### Your task
Pick out every line in the data below that holds "title".

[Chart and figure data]
## START
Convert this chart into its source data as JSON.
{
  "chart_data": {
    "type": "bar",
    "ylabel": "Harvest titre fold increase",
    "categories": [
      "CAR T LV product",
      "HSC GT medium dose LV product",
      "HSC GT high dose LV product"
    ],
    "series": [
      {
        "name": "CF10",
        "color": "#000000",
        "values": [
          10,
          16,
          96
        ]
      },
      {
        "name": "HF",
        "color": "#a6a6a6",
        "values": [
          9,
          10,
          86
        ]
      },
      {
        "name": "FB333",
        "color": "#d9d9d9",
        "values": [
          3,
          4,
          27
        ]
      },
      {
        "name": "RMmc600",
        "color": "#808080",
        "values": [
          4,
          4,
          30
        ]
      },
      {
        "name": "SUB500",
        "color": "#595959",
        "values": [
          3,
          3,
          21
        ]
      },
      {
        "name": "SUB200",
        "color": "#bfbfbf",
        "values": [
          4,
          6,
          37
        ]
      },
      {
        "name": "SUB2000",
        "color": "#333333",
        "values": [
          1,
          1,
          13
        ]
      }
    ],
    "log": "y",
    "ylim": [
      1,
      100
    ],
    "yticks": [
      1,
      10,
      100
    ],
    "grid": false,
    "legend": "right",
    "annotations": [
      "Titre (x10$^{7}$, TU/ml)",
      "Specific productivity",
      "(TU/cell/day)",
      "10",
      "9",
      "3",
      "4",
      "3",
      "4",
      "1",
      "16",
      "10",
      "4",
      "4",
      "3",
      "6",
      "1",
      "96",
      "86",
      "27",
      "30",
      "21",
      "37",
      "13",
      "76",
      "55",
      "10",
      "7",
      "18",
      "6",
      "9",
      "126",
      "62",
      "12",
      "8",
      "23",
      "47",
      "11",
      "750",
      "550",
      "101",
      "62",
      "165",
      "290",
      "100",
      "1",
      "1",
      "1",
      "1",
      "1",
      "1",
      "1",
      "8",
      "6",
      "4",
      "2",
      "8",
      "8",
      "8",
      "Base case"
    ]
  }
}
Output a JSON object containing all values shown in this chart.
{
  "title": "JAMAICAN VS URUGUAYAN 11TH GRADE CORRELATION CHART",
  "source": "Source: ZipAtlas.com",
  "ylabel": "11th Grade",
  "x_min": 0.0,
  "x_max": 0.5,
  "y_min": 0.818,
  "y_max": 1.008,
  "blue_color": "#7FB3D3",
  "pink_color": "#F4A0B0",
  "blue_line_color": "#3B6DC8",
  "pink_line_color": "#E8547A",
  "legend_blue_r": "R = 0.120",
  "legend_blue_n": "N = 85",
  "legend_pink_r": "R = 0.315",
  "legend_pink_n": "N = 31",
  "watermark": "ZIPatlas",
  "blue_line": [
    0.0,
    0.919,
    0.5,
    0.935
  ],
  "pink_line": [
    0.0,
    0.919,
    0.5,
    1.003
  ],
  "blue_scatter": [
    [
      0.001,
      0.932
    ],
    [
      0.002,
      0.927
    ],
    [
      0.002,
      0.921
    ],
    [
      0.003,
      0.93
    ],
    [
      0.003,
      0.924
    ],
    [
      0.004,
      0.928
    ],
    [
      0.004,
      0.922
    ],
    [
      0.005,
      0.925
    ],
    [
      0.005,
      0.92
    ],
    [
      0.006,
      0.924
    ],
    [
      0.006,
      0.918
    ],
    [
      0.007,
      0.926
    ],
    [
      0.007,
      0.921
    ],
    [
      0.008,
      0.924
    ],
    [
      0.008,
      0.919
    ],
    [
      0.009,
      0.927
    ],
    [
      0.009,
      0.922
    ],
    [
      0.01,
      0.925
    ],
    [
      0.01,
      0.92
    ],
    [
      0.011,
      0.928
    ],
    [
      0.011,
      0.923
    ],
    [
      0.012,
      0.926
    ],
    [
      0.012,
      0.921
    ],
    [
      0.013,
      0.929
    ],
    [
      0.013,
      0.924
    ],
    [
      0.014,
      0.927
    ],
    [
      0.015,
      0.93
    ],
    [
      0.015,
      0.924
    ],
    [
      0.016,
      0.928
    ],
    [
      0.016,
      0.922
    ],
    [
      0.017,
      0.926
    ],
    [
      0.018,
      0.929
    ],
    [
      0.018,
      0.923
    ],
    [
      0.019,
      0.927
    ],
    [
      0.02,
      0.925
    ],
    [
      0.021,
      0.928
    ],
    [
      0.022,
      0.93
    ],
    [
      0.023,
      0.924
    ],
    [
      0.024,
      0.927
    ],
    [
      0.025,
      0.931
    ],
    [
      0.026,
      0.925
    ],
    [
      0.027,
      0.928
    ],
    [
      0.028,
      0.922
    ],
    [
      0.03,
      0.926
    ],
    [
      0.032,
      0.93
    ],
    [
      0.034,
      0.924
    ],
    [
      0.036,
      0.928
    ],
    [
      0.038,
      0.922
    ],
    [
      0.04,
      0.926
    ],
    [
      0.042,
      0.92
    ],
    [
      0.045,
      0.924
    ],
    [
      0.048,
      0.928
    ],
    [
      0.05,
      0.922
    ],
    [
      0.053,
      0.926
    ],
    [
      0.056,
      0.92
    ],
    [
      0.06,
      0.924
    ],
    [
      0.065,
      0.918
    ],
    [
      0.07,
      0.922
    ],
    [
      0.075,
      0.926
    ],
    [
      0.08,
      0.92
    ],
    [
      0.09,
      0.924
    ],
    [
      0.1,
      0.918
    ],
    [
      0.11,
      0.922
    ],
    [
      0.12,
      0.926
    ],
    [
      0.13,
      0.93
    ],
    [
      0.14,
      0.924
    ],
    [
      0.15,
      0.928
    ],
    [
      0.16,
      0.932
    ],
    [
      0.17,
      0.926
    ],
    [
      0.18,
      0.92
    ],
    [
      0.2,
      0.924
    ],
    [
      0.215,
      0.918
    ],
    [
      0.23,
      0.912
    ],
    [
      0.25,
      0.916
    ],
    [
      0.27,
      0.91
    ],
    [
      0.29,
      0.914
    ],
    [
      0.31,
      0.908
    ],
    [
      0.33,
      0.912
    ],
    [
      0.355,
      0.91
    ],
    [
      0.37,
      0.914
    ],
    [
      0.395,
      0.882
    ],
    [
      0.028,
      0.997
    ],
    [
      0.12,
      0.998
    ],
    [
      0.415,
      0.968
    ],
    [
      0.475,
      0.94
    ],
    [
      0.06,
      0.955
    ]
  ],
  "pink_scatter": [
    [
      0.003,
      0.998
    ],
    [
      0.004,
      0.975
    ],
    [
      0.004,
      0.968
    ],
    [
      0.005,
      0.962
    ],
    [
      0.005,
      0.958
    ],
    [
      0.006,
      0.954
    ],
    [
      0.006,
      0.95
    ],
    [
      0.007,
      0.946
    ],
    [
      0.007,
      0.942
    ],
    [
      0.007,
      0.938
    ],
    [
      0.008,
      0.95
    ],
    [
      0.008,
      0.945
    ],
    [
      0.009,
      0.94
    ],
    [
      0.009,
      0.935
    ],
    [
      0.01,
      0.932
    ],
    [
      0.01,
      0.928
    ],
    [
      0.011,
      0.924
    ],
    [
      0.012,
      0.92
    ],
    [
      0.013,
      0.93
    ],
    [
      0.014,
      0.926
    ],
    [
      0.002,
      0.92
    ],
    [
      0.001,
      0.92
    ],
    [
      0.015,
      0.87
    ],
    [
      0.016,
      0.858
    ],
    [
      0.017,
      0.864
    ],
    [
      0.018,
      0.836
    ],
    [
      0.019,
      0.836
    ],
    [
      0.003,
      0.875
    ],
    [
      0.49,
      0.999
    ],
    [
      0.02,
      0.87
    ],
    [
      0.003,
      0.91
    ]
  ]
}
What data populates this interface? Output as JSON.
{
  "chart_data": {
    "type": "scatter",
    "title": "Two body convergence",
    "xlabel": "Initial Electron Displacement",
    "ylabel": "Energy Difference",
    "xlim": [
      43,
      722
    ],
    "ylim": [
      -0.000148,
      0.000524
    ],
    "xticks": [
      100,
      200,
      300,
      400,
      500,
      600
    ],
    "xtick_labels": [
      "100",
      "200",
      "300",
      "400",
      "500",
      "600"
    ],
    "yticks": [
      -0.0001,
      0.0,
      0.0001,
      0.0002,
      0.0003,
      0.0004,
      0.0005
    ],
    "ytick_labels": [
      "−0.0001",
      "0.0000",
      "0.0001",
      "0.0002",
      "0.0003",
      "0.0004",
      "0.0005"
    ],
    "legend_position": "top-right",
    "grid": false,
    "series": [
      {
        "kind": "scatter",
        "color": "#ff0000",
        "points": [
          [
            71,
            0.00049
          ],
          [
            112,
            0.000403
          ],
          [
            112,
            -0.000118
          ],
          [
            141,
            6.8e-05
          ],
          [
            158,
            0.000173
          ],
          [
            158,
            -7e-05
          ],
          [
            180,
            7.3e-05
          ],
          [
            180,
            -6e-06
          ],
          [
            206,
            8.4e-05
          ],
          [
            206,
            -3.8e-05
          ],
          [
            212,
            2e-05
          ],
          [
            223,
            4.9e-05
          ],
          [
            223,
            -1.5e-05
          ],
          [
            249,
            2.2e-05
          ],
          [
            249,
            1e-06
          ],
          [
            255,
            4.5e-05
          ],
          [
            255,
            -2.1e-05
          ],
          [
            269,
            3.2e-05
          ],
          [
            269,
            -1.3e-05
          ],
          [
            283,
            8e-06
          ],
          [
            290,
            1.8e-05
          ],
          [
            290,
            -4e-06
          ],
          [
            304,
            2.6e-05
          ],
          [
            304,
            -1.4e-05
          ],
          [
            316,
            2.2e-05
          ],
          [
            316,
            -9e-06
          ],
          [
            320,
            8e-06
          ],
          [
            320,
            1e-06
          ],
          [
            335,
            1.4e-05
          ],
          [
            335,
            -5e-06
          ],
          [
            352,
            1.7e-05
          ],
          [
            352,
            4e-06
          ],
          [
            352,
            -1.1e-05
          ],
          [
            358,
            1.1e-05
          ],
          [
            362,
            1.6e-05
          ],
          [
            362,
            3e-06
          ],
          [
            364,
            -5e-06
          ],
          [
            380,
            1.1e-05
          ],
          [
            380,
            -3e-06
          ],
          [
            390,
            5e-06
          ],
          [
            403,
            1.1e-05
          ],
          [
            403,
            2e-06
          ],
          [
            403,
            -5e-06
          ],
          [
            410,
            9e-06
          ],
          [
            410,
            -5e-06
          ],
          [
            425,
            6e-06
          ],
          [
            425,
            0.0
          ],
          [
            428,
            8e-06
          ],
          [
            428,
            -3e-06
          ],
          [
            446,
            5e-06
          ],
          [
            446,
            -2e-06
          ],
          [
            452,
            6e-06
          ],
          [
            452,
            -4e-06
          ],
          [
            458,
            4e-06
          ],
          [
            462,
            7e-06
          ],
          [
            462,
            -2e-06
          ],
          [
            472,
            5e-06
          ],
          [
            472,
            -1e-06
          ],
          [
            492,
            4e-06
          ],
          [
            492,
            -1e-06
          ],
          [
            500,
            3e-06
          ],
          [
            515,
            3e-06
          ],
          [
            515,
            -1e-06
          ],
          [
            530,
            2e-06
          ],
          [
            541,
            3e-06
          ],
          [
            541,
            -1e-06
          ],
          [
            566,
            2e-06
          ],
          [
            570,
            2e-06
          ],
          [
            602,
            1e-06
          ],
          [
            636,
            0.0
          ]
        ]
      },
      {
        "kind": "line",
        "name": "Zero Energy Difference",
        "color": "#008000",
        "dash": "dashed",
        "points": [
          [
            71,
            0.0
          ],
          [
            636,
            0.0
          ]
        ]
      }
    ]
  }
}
## END
### Correct output
  "title": "JAMAICAN VS URUGUAYAN 11TH GRADE CORRELATION CHART",
    "title": "Two body convergence",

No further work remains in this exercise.